(Records that describe figures)

#####

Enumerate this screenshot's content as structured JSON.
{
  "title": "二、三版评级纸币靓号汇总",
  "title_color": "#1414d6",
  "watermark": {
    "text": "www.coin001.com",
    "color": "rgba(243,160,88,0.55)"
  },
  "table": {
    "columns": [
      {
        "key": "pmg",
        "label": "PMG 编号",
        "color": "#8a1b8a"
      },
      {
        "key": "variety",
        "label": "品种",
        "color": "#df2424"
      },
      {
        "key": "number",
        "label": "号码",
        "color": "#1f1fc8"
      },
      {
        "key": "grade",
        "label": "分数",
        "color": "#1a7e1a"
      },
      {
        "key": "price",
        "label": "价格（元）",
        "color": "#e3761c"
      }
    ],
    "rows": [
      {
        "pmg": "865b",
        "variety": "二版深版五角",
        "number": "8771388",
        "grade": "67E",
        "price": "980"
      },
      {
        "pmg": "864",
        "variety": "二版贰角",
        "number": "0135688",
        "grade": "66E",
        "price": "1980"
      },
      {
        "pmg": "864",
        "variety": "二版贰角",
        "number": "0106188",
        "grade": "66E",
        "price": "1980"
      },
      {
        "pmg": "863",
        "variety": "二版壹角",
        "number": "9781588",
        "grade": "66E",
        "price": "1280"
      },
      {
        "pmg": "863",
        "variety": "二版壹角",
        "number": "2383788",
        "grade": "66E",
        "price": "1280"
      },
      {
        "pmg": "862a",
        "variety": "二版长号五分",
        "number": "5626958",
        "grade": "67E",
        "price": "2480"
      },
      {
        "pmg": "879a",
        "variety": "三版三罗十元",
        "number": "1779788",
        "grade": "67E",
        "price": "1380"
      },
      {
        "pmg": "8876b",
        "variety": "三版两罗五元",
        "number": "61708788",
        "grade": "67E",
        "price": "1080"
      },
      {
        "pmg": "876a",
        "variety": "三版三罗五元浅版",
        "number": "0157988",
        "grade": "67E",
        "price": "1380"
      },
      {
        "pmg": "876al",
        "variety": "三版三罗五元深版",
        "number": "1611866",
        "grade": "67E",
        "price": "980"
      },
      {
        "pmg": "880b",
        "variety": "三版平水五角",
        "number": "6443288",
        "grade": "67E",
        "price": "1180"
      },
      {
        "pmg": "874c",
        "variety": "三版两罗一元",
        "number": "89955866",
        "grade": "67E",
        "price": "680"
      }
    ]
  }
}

#####

WHAT THE TASK ASKS: Above are some records; repeat all of them exactly.

ANSWER TO THIS PROBLEM:
Enumerate this screenshot's content as structured JSON.
{
  "title": "二、三版评级纸币靓号汇总",
  "title_color": "#1414d6",
  "watermark": {
    "text": "www.coin001.com",
    "color": "rgba(243,160,88,0.55)"
  },
  "table": {
    "columns": [
      {
        "key": "pmg",
        "label": "PMG 编号",
        "color": "#8a1b8a"
      },
      {
        "key": "variety",
        "label": "品种",
        "color": "#df2424"
      },
      {
        "key": "number",
        "label": "号码",
        "color": "#1f1fc8"
      },
      {
        "key": "grade",
        "label": "分数",
        "color": "#1a7e1a"
      },
      {
        "key": "price",
        "label": "价格（元）",
        "color": "#e3761c"
      }
    ],
    "rows": [
      {
        "pmg": "865b",
        "variety": "二版深版五角",
        "number": "8771388",
        "grade": "67E",
        "price": "980"
      },
      {
        "pmg": "864",
        "variety": "二版贰角",
        "number": "0135688",
        "grade": "66E",
        "price": "1980"
      },
      {
        "pmg": "864",
        "variety": "二版贰角",
        "number": "0106188",
        "grade": "66E",
        "price": "1980"
      },
      {
        "pmg": "863",
        "variety": "二版壹角",
        "number": "9781588",
        "grade": "66E",
        "price": "1280"
      },
      {
        "pmg": "863",
        "variety": "二版壹角",
        "number": "2383788",
        "grade": "66E",
        "price": "1280"
      },
      {
        "pmg": "862a",
        "variety": "二版长号五分",
        "number": "5626958",
        "grade": "67E",
        "price": "2480"
      },
      {
        "pmg": "879a",
        "variety": "三版三罗十元",
        "number": "1779788",
        "grade": "67E",
        "price": "1380"
      },
      {
        "pmg": "8876b",
        "variety": "三版两罗五元",
        "number": "61708788",
        "grade": "67E",
        "price": "1080"
      },
      {
        "pmg": "876a",
        "variety": "三版三罗五元浅版",
        "number": "0157988",
        "grade": "67E",
        "price": "1380"
      },
      {
        "pmg": "876al",
        "variety": "三版三罗五元深版",
        "number": "1611866",
        "grade": "67E",
        "price": "980"
      },
      {
        "pmg": "880b",
        "variety": "三版平水五角",
        "number": "6443288",
        "grade": "67E",
        "price": "1180"
      },
      {
        "pmg": "874c",
        "variety": "三版两罗一元",
        "number": "89955866",
        "grade": "67E",
        "price": "680"
      }
    ]
  }
}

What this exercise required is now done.